■ **Saved entries**
◇ ◇ ◇ ◇ ◇ ◇ ◇
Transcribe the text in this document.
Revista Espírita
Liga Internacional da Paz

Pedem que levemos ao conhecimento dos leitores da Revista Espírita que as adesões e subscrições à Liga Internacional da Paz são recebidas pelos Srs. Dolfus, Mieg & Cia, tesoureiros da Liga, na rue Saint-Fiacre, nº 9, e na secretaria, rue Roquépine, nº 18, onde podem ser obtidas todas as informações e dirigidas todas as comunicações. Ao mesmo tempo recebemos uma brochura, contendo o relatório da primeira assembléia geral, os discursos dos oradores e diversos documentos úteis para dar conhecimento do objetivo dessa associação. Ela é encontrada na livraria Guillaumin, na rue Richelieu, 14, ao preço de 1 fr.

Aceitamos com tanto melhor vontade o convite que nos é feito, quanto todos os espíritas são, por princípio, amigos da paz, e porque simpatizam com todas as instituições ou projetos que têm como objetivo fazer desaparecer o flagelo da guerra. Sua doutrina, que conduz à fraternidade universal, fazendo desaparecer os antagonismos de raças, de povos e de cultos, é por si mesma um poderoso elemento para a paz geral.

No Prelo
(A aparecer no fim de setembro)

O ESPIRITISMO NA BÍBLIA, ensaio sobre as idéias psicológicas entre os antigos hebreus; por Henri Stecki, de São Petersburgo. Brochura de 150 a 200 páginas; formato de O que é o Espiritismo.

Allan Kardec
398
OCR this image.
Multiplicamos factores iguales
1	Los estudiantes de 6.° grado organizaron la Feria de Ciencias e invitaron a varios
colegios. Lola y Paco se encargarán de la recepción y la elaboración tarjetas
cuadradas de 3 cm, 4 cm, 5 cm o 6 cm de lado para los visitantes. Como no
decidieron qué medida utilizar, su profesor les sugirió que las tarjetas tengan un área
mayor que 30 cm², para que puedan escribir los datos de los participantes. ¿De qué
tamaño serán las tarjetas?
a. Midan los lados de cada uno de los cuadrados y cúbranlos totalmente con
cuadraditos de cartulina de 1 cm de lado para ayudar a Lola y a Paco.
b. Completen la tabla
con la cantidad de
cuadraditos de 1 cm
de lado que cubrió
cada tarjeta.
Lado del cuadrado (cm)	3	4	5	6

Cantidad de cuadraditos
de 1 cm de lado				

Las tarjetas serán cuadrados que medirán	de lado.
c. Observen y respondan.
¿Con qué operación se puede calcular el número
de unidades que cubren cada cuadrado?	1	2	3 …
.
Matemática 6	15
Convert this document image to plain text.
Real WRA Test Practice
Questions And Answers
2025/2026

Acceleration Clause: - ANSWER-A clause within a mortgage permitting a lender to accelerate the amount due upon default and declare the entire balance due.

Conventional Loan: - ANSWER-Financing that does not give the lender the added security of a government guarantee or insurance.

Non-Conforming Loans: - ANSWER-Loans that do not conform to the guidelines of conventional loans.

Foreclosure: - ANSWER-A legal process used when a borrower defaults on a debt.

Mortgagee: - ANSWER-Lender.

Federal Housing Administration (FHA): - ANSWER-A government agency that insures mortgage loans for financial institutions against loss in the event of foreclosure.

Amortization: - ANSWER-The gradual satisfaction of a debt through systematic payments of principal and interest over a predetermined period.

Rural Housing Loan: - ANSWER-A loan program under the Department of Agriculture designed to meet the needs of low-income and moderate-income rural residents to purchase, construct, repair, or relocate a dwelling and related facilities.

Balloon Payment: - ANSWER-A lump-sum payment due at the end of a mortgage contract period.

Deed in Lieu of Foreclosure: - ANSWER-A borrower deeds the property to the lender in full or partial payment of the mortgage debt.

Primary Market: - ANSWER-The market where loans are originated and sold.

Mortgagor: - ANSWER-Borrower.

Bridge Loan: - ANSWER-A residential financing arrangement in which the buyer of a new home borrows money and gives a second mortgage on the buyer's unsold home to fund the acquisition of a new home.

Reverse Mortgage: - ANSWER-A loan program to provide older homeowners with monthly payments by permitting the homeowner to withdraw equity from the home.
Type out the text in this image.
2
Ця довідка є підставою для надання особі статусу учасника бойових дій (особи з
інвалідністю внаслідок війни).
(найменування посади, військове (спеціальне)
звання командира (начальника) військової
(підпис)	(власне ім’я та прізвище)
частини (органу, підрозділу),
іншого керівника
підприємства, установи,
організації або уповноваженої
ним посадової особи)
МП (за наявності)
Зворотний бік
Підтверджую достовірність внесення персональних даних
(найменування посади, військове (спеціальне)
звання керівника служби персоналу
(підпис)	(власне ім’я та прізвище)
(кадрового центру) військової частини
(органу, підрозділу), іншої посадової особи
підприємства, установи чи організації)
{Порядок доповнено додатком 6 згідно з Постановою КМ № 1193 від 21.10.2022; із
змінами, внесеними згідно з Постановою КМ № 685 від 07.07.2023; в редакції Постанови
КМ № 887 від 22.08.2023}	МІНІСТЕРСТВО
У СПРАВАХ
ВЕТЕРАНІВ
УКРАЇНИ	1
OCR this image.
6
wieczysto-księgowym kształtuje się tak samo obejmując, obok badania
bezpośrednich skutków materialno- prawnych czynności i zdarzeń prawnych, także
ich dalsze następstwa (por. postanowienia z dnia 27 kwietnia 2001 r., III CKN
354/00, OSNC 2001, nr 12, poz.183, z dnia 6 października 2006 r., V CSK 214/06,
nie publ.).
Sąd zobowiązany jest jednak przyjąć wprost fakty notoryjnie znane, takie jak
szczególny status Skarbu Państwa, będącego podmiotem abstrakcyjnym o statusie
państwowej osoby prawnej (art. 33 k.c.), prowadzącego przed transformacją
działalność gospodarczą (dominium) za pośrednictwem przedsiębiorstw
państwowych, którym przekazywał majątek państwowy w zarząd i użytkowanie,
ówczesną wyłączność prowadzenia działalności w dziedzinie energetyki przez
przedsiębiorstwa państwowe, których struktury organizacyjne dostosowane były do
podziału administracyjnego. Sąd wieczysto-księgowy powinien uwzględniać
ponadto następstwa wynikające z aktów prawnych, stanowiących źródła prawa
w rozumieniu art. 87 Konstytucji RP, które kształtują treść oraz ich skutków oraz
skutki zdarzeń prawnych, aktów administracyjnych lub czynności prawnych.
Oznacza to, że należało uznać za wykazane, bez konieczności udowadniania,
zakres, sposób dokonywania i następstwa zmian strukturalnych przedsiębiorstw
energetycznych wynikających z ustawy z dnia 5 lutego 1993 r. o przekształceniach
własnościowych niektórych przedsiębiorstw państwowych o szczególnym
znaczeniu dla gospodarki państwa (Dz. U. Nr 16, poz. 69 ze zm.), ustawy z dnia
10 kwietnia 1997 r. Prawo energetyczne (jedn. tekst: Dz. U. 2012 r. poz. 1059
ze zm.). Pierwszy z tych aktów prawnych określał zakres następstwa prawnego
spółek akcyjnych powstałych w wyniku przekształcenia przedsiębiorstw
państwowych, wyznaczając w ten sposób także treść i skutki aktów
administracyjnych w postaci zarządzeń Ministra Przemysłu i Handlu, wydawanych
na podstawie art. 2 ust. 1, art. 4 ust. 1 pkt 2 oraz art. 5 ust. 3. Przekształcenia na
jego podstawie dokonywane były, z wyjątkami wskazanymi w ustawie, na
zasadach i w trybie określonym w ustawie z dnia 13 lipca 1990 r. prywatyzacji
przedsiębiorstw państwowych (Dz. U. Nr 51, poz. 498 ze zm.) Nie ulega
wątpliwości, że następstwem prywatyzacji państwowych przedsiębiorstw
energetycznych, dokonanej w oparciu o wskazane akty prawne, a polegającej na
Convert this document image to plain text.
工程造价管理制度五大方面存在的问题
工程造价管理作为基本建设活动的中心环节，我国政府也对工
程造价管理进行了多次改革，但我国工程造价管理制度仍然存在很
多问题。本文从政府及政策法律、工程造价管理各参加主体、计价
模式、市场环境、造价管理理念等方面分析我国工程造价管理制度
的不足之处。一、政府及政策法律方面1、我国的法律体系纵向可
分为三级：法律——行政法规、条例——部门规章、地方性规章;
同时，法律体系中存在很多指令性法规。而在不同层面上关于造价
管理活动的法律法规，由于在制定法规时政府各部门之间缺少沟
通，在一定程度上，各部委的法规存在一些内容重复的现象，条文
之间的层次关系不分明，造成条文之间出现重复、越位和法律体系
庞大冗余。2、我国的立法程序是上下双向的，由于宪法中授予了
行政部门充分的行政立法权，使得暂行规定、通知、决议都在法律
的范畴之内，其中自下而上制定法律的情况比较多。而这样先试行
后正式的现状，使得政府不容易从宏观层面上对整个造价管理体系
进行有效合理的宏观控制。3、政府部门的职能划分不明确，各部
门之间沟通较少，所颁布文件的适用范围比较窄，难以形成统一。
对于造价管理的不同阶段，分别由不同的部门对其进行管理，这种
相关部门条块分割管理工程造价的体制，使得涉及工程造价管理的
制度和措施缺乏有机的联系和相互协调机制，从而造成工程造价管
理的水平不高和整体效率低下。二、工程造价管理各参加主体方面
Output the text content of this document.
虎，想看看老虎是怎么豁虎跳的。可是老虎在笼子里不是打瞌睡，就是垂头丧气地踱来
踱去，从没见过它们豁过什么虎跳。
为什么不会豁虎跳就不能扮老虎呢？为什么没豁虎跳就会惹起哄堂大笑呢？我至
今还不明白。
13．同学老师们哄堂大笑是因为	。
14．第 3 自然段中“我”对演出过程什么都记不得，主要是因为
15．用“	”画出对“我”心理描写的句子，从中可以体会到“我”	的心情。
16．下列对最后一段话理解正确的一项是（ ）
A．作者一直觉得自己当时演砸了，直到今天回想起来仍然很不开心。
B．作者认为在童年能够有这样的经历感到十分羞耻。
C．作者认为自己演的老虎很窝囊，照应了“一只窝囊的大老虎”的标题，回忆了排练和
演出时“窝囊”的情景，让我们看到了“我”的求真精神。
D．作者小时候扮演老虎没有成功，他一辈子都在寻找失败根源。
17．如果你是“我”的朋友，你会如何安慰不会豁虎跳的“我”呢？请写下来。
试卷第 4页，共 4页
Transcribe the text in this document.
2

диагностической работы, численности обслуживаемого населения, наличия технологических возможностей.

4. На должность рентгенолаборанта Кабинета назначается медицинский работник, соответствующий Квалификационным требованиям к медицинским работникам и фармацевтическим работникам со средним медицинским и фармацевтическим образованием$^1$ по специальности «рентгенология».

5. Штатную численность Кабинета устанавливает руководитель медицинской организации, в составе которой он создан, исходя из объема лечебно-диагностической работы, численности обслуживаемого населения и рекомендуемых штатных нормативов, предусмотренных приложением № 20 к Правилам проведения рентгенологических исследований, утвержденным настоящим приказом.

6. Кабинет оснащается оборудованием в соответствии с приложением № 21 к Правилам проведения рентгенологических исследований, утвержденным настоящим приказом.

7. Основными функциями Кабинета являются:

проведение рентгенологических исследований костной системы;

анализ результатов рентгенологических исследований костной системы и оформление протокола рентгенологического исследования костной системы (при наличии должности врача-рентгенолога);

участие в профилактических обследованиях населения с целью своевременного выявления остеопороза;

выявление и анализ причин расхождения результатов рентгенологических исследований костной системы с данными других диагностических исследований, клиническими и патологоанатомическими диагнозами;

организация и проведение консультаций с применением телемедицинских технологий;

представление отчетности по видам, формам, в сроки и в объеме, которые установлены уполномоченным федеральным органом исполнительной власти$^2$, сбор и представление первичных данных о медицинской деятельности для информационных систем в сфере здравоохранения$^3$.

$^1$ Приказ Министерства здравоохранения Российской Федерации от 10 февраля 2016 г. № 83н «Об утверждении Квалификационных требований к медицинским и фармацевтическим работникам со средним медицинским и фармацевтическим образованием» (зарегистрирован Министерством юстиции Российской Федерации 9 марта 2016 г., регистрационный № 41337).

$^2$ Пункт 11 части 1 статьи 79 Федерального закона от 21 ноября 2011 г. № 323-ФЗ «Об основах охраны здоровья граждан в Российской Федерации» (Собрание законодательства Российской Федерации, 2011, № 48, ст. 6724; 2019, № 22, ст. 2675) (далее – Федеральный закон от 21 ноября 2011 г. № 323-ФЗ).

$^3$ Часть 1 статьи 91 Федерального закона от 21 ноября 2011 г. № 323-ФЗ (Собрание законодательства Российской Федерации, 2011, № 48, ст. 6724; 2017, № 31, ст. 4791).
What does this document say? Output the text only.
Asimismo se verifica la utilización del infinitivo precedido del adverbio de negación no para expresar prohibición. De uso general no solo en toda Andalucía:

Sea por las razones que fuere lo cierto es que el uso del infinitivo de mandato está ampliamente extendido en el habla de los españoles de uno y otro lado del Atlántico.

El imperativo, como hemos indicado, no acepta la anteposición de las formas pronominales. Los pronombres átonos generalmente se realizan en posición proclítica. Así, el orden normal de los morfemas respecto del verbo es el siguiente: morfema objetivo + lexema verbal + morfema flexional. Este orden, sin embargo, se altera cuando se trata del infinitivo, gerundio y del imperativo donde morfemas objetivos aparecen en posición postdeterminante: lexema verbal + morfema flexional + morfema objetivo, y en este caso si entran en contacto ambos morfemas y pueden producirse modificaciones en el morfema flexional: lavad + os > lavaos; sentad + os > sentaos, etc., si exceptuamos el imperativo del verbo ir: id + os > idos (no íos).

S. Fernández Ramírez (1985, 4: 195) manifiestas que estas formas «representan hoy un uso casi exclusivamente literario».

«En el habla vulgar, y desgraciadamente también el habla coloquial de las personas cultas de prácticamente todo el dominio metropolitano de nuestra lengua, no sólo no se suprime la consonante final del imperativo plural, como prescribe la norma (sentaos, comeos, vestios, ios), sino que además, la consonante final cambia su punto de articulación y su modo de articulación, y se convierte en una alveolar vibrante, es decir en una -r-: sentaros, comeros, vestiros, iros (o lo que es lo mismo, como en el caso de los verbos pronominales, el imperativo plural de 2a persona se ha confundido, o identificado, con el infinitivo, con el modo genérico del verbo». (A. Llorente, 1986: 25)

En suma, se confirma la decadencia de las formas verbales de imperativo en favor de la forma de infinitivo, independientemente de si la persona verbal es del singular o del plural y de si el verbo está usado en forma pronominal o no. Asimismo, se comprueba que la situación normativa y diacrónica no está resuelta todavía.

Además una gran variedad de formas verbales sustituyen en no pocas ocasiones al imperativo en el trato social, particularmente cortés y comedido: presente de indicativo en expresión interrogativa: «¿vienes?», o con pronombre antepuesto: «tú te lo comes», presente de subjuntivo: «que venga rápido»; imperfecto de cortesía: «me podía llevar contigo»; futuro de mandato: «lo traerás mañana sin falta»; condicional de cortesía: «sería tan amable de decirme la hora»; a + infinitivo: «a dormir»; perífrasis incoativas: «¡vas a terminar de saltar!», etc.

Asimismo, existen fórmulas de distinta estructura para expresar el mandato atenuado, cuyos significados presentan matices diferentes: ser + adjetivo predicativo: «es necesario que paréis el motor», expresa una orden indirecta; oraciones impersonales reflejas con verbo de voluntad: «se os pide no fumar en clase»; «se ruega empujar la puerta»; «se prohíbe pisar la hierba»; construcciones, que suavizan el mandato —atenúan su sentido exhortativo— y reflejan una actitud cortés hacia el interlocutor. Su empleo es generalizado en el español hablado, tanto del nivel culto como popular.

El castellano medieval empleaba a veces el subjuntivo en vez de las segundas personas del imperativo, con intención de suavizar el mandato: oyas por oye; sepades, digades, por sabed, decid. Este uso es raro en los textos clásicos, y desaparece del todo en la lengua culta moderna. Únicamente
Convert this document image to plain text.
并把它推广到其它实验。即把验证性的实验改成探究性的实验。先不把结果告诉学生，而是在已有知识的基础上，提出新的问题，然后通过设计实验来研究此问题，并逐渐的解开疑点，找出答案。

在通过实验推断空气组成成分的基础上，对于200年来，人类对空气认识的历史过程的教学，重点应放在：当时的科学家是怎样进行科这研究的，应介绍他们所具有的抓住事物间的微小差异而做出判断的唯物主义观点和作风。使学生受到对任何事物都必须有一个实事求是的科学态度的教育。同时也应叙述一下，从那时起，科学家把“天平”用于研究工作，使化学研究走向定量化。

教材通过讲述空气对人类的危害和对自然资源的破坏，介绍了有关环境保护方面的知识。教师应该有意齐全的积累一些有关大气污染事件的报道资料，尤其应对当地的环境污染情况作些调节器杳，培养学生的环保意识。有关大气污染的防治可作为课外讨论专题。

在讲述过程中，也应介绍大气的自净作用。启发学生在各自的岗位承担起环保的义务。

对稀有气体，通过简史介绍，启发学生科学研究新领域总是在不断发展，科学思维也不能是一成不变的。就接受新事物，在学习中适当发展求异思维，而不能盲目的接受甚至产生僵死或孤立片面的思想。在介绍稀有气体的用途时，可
◇ ◇ ◇ ◇ ◇ ◇ ◇
■ **Goal**
Point out every line holding the string "lengua" and copy it.

■ **Solution to the problem**
«En el habla vulgar, y desgraciadamente también el habla coloquial de las personas cultas de prácticamente todo el dominio metropolitano de nuestra lengua, no sólo no se suprime la consonante final del imperativo plural, como prescribe la norma (sentaos, comeos, vestios, ios), sino que además, la consonante final cambia su punto de articulación y su modo de articulación, y se convierte en una alveolar vibrante, es decir en una -r-: sentaros, comeros, vestiros, iros (o lo que es lo mismo, como en el caso de los verbos pronominales, el imperativo plural de 2a persona se ha confundido, o identificado, con el infinitivo, con el modo genérico del verbo». (A. Llorente, 1986: 25)
El castellano medieval empleaba a veces el subjuntivo en vez de las segundas personas del imperativo, con intención de suavizar el mandato: oyas por oye; sepades, digades, por sabed, decid. Este uso es raro en los textos clásicos, y desaparece del todo en la lengua culta moderna. Únicamente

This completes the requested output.